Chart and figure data
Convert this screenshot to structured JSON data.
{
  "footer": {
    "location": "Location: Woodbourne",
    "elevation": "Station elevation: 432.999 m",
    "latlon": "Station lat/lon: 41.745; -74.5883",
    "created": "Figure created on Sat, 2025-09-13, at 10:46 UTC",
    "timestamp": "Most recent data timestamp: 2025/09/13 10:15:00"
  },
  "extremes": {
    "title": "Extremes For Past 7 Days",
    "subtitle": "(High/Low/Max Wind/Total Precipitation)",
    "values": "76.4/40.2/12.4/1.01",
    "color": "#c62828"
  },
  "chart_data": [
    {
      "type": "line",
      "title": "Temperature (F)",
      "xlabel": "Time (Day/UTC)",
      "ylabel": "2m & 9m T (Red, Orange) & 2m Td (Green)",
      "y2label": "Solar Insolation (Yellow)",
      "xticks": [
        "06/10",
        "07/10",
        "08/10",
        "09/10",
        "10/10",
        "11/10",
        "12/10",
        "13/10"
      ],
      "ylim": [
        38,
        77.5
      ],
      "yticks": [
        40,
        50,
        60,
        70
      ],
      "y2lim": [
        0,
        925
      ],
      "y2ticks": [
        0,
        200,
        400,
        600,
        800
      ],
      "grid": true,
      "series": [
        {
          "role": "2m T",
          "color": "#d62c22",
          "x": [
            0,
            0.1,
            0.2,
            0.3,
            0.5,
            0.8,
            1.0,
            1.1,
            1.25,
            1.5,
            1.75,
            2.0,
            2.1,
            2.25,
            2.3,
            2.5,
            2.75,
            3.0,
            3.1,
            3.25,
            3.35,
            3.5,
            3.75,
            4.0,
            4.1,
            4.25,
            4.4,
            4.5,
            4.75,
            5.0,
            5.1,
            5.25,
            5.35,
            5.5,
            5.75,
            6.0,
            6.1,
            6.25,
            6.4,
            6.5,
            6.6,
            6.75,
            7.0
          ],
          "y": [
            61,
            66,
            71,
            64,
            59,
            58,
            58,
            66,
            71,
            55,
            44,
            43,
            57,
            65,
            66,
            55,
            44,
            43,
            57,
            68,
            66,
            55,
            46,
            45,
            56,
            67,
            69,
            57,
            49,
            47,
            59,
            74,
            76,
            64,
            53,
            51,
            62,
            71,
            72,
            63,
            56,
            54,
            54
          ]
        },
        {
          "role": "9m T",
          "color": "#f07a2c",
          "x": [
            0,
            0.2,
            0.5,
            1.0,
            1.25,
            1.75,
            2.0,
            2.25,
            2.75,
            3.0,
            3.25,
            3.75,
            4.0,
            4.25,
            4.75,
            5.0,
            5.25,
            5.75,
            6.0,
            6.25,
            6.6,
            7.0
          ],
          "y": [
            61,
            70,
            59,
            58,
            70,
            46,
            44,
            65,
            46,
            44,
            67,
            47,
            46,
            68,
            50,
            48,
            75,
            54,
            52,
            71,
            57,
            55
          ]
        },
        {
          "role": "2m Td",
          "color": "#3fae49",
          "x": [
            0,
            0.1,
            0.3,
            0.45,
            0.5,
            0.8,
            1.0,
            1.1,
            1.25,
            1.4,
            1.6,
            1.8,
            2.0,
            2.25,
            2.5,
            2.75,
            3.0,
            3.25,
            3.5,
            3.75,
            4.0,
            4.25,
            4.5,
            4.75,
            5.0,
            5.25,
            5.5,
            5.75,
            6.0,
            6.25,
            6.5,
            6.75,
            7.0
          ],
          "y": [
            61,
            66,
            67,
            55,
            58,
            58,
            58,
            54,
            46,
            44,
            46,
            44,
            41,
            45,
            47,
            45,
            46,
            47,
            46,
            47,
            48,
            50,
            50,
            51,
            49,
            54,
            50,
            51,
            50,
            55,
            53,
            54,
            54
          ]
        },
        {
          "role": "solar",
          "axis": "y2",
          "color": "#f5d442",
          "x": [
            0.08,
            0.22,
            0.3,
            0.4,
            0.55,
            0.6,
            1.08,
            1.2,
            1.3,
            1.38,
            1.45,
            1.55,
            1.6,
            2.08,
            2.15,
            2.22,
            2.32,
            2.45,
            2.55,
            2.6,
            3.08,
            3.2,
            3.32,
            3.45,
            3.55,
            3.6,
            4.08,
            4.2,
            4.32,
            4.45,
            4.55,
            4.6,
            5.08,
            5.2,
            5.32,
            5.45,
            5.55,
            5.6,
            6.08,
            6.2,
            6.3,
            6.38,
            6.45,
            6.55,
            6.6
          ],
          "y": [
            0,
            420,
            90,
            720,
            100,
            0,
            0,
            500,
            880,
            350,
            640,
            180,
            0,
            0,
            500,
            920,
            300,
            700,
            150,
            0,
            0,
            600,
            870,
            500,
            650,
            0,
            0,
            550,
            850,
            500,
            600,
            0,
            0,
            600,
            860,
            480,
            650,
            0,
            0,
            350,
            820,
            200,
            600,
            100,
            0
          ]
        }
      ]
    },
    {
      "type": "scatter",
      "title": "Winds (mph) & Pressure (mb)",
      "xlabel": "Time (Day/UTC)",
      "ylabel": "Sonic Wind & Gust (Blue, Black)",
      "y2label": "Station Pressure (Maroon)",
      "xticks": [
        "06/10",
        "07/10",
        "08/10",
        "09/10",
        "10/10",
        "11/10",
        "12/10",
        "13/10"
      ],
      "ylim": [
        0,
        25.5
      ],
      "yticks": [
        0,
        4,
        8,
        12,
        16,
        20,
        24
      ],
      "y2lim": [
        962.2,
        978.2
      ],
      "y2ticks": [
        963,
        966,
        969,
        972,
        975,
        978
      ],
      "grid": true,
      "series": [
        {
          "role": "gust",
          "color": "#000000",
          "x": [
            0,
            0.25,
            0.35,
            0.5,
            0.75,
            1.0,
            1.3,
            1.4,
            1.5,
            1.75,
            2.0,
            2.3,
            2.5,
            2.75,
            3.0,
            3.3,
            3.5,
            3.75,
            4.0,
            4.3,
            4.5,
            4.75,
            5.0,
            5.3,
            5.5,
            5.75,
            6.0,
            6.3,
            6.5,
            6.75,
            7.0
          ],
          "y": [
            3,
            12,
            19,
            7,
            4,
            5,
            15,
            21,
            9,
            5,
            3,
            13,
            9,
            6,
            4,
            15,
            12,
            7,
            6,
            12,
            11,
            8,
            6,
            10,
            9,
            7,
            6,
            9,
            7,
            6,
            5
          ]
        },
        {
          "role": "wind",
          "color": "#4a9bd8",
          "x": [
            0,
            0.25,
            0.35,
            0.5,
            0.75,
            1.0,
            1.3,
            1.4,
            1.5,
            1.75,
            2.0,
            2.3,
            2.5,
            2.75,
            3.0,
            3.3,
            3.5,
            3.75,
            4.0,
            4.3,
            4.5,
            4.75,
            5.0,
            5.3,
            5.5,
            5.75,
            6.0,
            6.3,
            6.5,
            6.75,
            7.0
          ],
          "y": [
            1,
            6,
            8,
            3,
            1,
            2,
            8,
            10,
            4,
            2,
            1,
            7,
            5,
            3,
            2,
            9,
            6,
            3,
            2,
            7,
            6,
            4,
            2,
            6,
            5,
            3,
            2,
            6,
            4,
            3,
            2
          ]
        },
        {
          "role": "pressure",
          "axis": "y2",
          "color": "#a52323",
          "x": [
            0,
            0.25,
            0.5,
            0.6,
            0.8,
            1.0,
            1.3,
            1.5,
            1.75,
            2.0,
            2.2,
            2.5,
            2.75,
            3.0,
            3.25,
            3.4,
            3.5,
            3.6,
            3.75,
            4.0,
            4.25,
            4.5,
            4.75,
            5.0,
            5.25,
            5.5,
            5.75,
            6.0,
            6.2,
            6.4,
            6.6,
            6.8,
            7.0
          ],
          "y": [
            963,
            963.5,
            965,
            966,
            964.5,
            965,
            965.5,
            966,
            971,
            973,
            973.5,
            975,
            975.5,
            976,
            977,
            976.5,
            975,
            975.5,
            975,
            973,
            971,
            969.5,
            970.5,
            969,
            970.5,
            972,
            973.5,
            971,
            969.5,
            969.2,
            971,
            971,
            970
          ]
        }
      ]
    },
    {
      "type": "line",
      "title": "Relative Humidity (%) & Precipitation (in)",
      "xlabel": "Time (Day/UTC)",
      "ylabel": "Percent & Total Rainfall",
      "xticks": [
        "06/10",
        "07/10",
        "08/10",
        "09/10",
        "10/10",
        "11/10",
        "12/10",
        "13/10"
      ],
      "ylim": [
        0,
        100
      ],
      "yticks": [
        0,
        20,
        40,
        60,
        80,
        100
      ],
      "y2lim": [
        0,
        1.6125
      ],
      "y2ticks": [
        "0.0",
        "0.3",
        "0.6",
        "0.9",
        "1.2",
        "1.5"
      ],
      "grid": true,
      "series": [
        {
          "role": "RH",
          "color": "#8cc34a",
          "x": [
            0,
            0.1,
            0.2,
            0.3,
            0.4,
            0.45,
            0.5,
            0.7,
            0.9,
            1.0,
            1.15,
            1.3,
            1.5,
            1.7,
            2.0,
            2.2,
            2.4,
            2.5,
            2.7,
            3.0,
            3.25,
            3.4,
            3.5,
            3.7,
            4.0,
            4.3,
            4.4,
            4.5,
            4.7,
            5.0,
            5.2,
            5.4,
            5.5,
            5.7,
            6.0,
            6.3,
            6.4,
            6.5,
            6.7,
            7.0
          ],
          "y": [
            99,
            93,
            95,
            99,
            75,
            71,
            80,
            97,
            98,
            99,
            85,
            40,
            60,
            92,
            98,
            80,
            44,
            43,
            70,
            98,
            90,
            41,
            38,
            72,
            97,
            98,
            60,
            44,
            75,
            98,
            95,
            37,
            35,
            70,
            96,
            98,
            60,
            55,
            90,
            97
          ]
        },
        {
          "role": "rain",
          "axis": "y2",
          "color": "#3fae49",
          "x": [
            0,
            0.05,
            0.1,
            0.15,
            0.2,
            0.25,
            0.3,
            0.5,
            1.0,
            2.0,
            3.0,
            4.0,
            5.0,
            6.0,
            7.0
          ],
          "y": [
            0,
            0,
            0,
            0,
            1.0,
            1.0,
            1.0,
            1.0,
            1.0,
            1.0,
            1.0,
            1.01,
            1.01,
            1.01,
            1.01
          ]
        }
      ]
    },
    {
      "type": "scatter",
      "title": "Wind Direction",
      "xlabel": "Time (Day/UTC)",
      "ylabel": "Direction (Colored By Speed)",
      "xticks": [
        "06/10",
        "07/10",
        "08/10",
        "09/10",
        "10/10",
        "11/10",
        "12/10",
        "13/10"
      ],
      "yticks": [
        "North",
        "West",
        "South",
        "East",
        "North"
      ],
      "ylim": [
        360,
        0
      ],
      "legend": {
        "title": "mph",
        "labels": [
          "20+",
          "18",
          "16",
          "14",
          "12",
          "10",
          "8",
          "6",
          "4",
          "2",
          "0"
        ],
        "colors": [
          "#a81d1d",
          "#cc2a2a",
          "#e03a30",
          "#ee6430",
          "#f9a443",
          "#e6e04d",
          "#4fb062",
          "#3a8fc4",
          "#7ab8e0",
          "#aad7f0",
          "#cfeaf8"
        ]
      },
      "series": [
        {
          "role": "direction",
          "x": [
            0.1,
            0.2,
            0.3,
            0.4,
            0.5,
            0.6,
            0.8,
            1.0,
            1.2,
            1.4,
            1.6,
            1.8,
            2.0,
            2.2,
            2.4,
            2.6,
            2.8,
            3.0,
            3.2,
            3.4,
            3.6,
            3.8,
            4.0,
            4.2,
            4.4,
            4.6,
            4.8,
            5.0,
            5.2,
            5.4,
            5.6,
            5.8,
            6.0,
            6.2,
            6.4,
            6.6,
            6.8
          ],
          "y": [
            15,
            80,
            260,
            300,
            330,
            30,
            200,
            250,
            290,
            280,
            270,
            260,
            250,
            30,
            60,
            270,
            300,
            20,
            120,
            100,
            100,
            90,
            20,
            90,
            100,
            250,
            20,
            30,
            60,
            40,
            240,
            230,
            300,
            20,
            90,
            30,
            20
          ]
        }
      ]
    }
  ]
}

--- Problem details ---
Report how many lines of the listing hold the word "Precipitation", with nothing but the number.

--- The completed task ---
2